>>>>

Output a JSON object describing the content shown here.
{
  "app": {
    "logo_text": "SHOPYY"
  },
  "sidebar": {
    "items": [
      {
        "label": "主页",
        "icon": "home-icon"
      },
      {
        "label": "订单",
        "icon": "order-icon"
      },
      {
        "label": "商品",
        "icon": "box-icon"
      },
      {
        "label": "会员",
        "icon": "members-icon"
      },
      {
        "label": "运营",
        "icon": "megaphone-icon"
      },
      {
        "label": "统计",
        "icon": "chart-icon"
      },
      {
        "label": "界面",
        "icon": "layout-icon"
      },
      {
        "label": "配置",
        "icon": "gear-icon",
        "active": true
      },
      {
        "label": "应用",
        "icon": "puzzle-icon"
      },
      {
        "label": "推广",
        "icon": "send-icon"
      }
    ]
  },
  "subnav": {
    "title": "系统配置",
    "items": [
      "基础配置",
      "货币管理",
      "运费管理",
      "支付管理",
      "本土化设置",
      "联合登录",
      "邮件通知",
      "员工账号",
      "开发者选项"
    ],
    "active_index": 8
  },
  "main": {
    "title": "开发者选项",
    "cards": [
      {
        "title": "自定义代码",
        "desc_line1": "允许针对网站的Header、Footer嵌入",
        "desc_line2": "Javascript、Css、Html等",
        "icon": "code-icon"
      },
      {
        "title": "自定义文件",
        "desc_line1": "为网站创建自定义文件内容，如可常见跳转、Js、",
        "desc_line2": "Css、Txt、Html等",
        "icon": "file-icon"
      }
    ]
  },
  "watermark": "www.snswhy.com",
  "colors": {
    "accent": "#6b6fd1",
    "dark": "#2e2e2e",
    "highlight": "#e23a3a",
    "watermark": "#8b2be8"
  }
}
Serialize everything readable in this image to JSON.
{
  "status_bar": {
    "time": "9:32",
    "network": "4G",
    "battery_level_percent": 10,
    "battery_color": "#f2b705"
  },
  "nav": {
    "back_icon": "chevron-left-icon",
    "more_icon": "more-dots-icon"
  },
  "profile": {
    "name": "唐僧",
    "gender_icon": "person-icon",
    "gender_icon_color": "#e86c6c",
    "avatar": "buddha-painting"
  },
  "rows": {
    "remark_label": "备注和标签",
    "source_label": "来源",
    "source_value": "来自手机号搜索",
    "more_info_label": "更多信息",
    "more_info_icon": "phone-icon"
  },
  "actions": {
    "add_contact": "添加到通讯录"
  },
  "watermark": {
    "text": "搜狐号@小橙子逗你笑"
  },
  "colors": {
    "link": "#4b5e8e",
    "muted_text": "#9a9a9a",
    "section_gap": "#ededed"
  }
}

<<<<

• [TASK REQUIREMENTS] Every entry above should be retyped exactly as shown.

• [THE REPLY]
Output a JSON object describing the content shown here.
{
  "app": {
    "logo_text": "SHOPYY"
  },
  "sidebar": {
    "items": [
      {
        "label": "主页",
        "icon": "home-icon"
      },
      {
        "label": "订单",
        "icon": "order-icon"
      },
      {
        "label": "商品",
        "icon": "box-icon"
      },
      {
        "label": "会员",
        "icon": "members-icon"
      },
      {
        "label": "运营",
        "icon": "megaphone-icon"
      },
      {
        "label": "统计",
        "icon": "chart-icon"
      },
      {
        "label": "界面",
        "icon": "layout-icon"
      },
      {
        "label": "配置",
        "icon": "gear-icon",
        "active": true
      },
      {
        "label": "应用",
        "icon": "puzzle-icon"
      },
      {
        "label": "推广",
        "icon": "send-icon"
      }
    ]
  },
  "subnav": {
    "title": "系统配置",
    "items": [
      "基础配置",
      "货币管理",
      "运费管理",
      "支付管理",
      "本土化设置",
      "联合登录",
      "邮件通知",
      "员工账号",
      "开发者选项"
    ],
    "active_index": 8
  },
  "main": {
    "title": "开发者选项",
    "cards": [
      {
        "title": "自定义代码",
        "desc_line1": "允许针对网站的Header、Footer嵌入",
        "desc_line2": "Javascript、Css、Html等",
        "icon": "code-icon"
      },
      {
        "title": "自定义文件",
        "desc_line1": "为网站创建自定义文件内容，如可常见跳转、Js、",
        "desc_line2": "Css、Txt、Html等",
        "icon": "file-icon"
      }
    ]
  },
  "watermark": "www.snswhy.com",
  "colors": {
    "accent": "#6b6fd1",
    "dark": "#2e2e2e",
    "highlight": "#e23a3a",
    "watermark": "#8b2be8"
  }
}
Serialize everything readable in this image to JSON.
{
  "status_bar": {
    "time": "9:32",
    "network": "4G",
    "battery_level_percent": 10,
    "battery_color": "#f2b705"
  },
  "nav": {
    "back_icon": "chevron-left-icon",
    "more_icon": "more-dots-icon"
  },
  "profile": {
    "name": "唐僧",
    "gender_icon": "person-icon",
    "gender_icon_color": "#e86c6c",
    "avatar": "buddha-painting"
  },
  "rows": {
    "remark_label": "备注和标签",
    "source_label": "来源",
    "source_value": "来自手机号搜索",
    "more_info_label": "更多信息",
    "more_info_icon": "phone-icon"
  },
  "actions": {
    "add_contact": "添加到通讯录"
  },
  "watermark": {
    "text": "搜狐号@小橙子逗你笑"
  },
  "colors": {
    "link": "#4b5e8e",
    "muted_text": "#9a9a9a",
    "section_gap": "#ededed"
  }
}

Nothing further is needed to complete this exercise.